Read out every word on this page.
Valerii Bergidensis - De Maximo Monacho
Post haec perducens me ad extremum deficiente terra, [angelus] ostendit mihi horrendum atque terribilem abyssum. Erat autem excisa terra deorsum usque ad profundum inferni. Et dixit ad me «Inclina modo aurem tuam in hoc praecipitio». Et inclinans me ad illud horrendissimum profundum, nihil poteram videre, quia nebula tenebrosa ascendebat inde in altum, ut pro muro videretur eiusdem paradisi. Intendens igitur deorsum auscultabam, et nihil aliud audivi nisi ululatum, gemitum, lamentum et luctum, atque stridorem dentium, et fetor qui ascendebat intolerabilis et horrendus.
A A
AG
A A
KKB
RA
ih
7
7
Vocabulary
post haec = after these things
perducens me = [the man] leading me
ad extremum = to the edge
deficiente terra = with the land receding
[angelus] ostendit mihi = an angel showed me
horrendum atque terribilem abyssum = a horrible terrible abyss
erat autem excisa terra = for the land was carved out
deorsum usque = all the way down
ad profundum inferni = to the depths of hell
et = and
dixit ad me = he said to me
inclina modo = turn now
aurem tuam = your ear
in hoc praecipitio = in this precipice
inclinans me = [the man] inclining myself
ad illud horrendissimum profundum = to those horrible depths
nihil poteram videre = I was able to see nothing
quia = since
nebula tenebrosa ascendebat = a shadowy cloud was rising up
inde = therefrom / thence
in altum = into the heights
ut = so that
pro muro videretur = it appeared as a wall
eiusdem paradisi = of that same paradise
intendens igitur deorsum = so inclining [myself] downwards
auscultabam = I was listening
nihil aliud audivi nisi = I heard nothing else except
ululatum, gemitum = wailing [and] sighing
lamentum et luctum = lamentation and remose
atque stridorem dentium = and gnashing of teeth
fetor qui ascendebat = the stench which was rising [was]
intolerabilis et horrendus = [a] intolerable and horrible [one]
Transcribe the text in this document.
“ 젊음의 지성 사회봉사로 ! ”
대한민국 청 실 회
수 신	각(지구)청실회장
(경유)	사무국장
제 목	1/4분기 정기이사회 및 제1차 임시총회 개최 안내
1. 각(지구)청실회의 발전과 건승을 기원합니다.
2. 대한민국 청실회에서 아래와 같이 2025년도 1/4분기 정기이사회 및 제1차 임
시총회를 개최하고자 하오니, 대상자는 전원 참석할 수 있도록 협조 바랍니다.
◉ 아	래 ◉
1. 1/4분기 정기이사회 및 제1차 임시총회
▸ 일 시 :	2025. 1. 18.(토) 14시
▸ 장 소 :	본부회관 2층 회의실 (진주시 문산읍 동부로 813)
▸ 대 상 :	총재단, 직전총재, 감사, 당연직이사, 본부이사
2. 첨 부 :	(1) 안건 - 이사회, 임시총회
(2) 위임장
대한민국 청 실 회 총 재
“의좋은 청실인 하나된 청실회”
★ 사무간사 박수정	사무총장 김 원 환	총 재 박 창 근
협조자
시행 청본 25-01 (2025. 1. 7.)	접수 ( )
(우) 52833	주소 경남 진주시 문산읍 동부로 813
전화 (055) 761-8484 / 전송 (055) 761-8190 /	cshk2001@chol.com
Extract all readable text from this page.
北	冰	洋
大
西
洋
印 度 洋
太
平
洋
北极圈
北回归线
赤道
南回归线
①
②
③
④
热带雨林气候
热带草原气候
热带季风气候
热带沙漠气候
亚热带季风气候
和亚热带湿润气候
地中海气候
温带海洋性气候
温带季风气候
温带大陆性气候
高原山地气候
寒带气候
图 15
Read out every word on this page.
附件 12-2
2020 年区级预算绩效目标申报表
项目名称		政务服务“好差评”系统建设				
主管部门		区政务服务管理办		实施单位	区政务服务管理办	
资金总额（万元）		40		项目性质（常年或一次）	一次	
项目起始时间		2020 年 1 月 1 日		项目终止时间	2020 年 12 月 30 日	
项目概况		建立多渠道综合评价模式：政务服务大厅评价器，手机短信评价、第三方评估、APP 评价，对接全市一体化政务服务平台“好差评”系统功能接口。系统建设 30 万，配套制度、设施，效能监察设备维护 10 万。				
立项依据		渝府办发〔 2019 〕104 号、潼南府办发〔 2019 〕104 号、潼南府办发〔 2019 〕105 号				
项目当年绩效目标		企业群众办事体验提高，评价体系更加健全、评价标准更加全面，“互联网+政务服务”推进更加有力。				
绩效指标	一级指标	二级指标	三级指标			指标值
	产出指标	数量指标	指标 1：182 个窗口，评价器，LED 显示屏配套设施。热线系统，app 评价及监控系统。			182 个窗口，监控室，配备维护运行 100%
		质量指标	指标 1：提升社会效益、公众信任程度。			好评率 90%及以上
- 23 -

........

### STATED EXERCISE
The data above must be returned in full, exactly as written.

### TASK ANSWER
Read out every word on this page.
Valerii Bergidensis - De Maximo Monacho
Post haec perducens me ad extremum deficiente terra, [angelus] ostendit mihi horrendum atque terribilem abyssum. Erat autem excisa terra deorsum usque ad profundum inferni. Et dixit ad me «Inclina modo aurem tuam in hoc praecipitio». Et inclinans me ad illud horrendissimum profundum, nihil poteram videre, quia nebula tenebrosa ascendebat inde in altum, ut pro muro videretur eiusdem paradisi. Intendens igitur deorsum auscultabam, et nihil aliud audivi nisi ululatum, gemitum, lamentum et luctum, atque stridorem dentium, et fetor qui ascendebat intolerabilis et horrendus.
A A
AG
A A
KKB
RA
ih
7
7
Vocabulary
post haec = after these things
perducens me = [the man] leading me
ad extremum = to the edge
deficiente terra = with the land receding
[angelus] ostendit mihi = an angel showed me
horrendum atque terribilem abyssum = a horrible terrible abyss
erat autem excisa terra = for the land was carved out
deorsum usque = all the way down
ad profundum inferni = to the depths of hell
et = and
dixit ad me = he said to me
inclina modo = turn now
aurem tuam = your ear
in hoc praecipitio = in this precipice
inclinans me = [the man] inclining myself
ad illud horrendissimum profundum = to those horrible depths
nihil poteram videre = I was able to see nothing
quia = since
nebula tenebrosa ascendebat = a shadowy cloud was rising up
inde = therefrom / thence
in altum = into the heights
ut = so that
pro muro videretur = it appeared as a wall
eiusdem paradisi = of that same paradise
intendens igitur deorsum = so inclining [myself] downwards
auscultabam = I was listening
nihil aliud audivi nisi = I heard nothing else except
ululatum, gemitum = wailing [and] sighing
lamentum et luctum = lamentation and remose
atque stridorem dentium = and gnashing of teeth
fetor qui ascendebat = the stench which was rising [was]
intolerabilis et horrendus = [a] intolerable and horrible [one]
Transcribe the text in this document.
“ 젊음의 지성 사회봉사로 ! ”
대한민국 청 실 회
수 신	각(지구)청실회장
(경유)	사무국장
제 목	1/4분기 정기이사회 및 제1차 임시총회 개최 안내
1. 각(지구)청실회의 발전과 건승을 기원합니다.
2. 대한민국 청실회에서 아래와 같이 2025년도 1/4분기 정기이사회 및 제1차 임
시총회를 개최하고자 하오니, 대상자는 전원 참석할 수 있도록 협조 바랍니다.
◉ 아	래 ◉
1. 1/4분기 정기이사회 및 제1차 임시총회
▸ 일 시 :	2025. 1. 18.(토) 14시
▸ 장 소 :	본부회관 2층 회의실 (진주시 문산읍 동부로 813)
▸ 대 상 :	총재단, 직전총재, 감사, 당연직이사, 본부이사
2. 첨 부 :	(1) 안건 - 이사회, 임시총회
(2) 위임장
대한민국 청 실 회 총 재
“의좋은 청실인 하나된 청실회”
★ 사무간사 박수정	사무총장 김 원 환	총 재 박 창 근
협조자
시행 청본 25-01 (2025. 1. 7.)	접수 ( )
(우) 52833	주소 경남 진주시 문산읍 동부로 813
전화 (055) 761-8484 / 전송 (055) 761-8190 /	cshk2001@chol.com
Extract all readable text from this page.
北	冰	洋
大
西
洋
印 度 洋
太
平
洋
北极圈
北回归线
赤道
南回归线
①
②
③
④
热带雨林气候
热带草原气候
热带季风气候
热带沙漠气候
亚热带季风气候
和亚热带湿润气候
地中海气候
温带海洋性气候
温带季风气候
温带大陆性气候
高原山地气候
寒带气候
图 15
Read out every word on this page.
附件 12-2
2020 年区级预算绩效目标申报表
项目名称		政务服务“好差评”系统建设				
主管部门		区政务服务管理办		实施单位	区政务服务管理办	
资金总额（万元）		40		项目性质（常年或一次）	一次	
项目起始时间		2020 年 1 月 1 日		项目终止时间	2020 年 12 月 30 日	
项目概况		建立多渠道综合评价模式：政务服务大厅评价器，手机短信评价、第三方评估、APP 评价，对接全市一体化政务服务平台“好差评”系统功能接口。系统建设 30 万，配套制度、设施，效能监察设备维护 10 万。				
立项依据		渝府办发〔 2019 〕104 号、潼南府办发〔 2019 〕104 号、潼南府办发〔 2019 〕105 号				
项目当年绩效目标		企业群众办事体验提高，评价体系更加健全、评价标准更加全面，“互联网+政务服务”推进更加有力。				
绩效指标	一级指标	二级指标	三级指标			指标值
	产出指标	数量指标	指标 1：182 个窗口，评价器，LED 显示屏配套设施。热线系统，app 评价及监控系统。			182 个窗口，监控室，配备维护运行 100%
		质量指标	指标 1：提升社会效益、公众信任程度。			好评率 90%及以上
- 23 -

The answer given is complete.